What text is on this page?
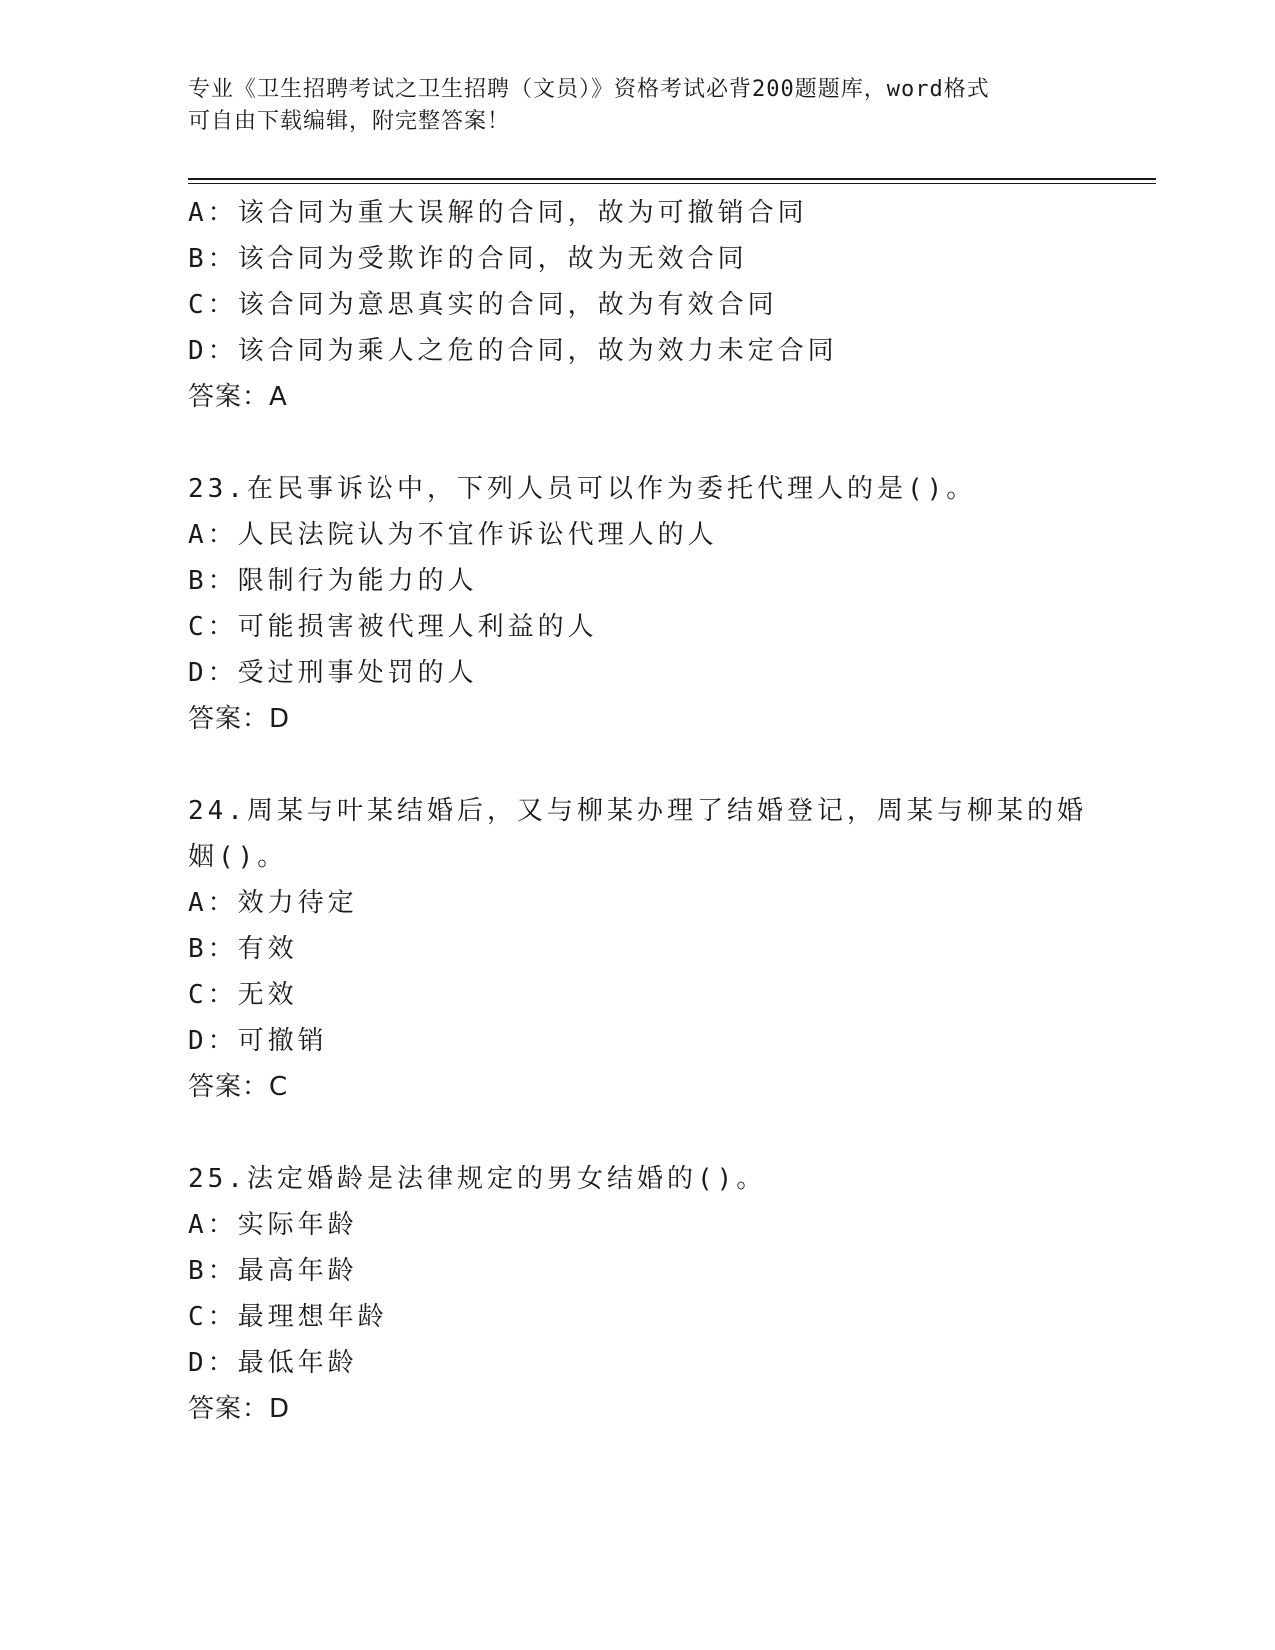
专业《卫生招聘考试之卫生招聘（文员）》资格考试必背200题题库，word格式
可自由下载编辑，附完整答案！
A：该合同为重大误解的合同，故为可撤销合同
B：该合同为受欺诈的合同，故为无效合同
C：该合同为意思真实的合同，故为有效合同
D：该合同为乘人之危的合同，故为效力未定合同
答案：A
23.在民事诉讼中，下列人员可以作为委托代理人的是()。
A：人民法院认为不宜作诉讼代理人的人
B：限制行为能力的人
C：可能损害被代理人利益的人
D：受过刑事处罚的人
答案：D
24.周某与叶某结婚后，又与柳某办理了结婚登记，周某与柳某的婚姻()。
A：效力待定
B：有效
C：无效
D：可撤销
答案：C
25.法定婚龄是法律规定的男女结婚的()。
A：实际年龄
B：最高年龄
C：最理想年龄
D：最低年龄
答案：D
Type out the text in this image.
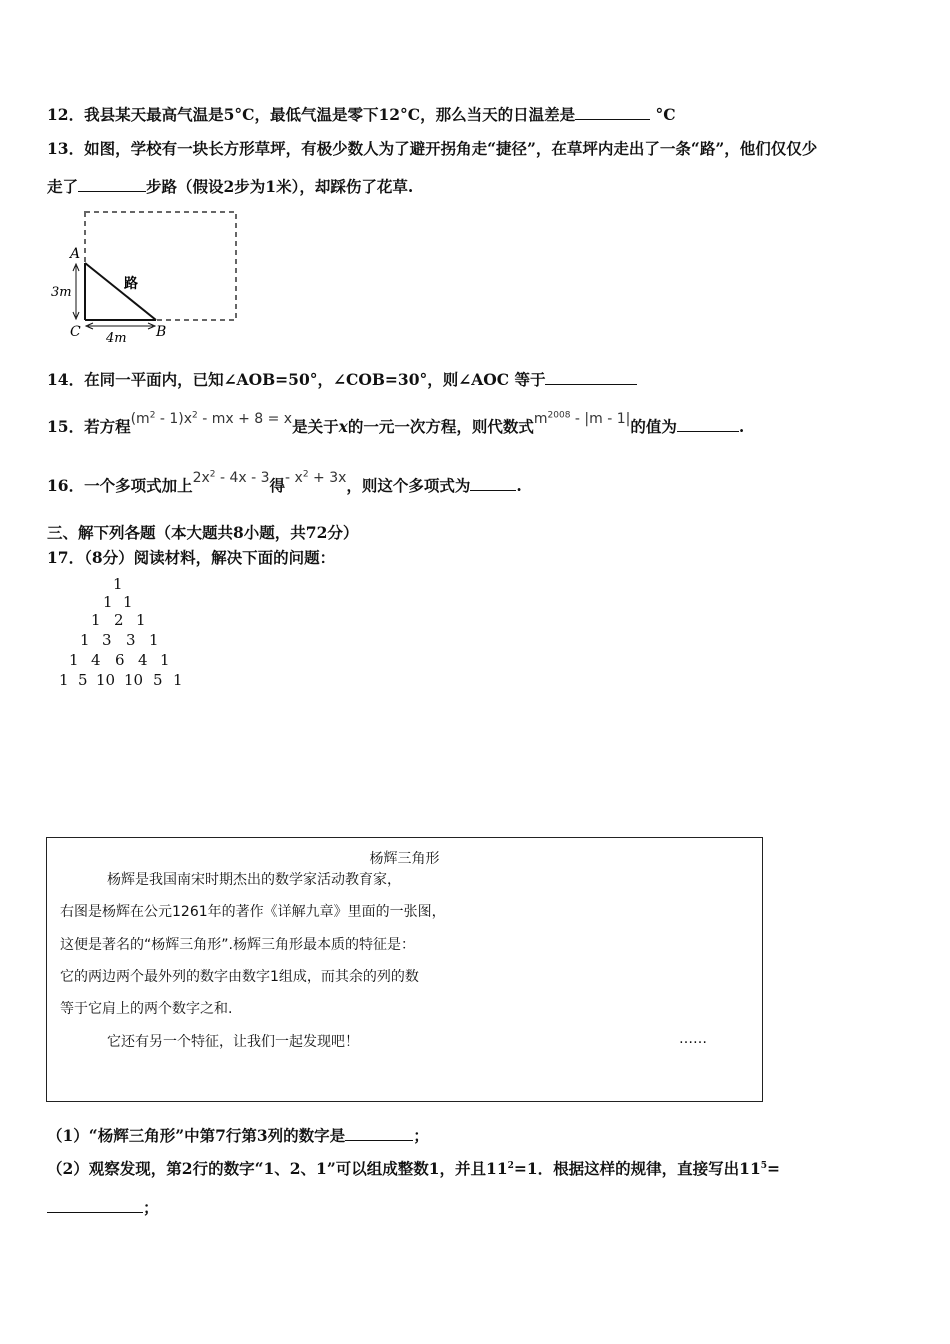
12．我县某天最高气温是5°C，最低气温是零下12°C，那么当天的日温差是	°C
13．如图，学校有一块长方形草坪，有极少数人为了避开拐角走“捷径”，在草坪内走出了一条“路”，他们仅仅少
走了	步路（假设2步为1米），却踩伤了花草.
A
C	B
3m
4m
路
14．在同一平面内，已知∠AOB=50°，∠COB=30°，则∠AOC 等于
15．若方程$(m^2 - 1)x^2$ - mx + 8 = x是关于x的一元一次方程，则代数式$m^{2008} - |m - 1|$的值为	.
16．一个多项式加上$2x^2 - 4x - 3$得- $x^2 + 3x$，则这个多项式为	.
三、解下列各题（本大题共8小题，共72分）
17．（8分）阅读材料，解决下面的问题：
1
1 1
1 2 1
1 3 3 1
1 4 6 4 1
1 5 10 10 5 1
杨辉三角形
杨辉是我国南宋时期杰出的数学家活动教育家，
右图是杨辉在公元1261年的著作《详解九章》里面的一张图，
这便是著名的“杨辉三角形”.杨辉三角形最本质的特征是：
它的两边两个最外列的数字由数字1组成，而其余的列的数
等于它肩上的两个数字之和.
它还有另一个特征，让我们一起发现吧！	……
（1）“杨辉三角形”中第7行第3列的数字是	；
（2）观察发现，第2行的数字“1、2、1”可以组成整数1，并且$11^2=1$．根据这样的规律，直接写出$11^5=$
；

○ ○ ○

● **Prompt**
Your copy should match the records word for word, with the pictures removed.

● **Finished task**
What text is on this page?
专业《卫生招聘考试之卫生招聘（文员）》资格考试必背200题题库，word格式
可自由下载编辑，附完整答案！
A：该合同为重大误解的合同，故为可撤销合同
B：该合同为受欺诈的合同，故为无效合同
C：该合同为意思真实的合同，故为有效合同
D：该合同为乘人之危的合同，故为效力未定合同
答案：A
23.在民事诉讼中，下列人员可以作为委托代理人的是()。
A：人民法院认为不宜作诉讼代理人的人
B：限制行为能力的人
C：可能损害被代理人利益的人
D：受过刑事处罚的人
答案：D
24.周某与叶某结婚后，又与柳某办理了结婚登记，周某与柳某的婚姻()。
A：效力待定
B：有效
C：无效
D：可撤销
答案：C
25.法定婚龄是法律规定的男女结婚的()。
A：实际年龄
B：最高年龄
C：最理想年龄
D：最低年龄
答案：D
Type out the text in this image.
12．我县某天最高气温是5°C，最低气温是零下12°C，那么当天的日温差是	°C
13．如图，学校有一块长方形草坪，有极少数人为了避开拐角走“捷径”，在草坪内走出了一条“路”，他们仅仅少
走了	步路（假设2步为1米），却踩伤了花草.
A
C	B
3m
4m
路
14．在同一平面内，已知∠AOB=50°，∠COB=30°，则∠AOC 等于
15．若方程$(m^2 - 1)x^2$ - mx + 8 = x是关于x的一元一次方程，则代数式$m^{2008} - |m - 1|$的值为	.
16．一个多项式加上$2x^2 - 4x - 3$得- $x^2 + 3x$，则这个多项式为	.
三、解下列各题（本大题共8小题，共72分）
17．（8分）阅读材料，解决下面的问题：
1
1 1
1 2 1
1 3 3 1
1 4 6 4 1
1 5 10 10 5 1
杨辉三角形
杨辉是我国南宋时期杰出的数学家活动教育家，
右图是杨辉在公元1261年的著作《详解九章》里面的一张图，
这便是著名的“杨辉三角形”.杨辉三角形最本质的特征是：
它的两边两个最外列的数字由数字1组成，而其余的列的数
等于它肩上的两个数字之和.
它还有另一个特征，让我们一起发现吧！	……
（1）“杨辉三角形”中第7行第3列的数字是	；
（2）观察发现，第2行的数字“1、2、1”可以组成整数1，并且$11^2=1$．根据这样的规律，直接写出$11^5=$
；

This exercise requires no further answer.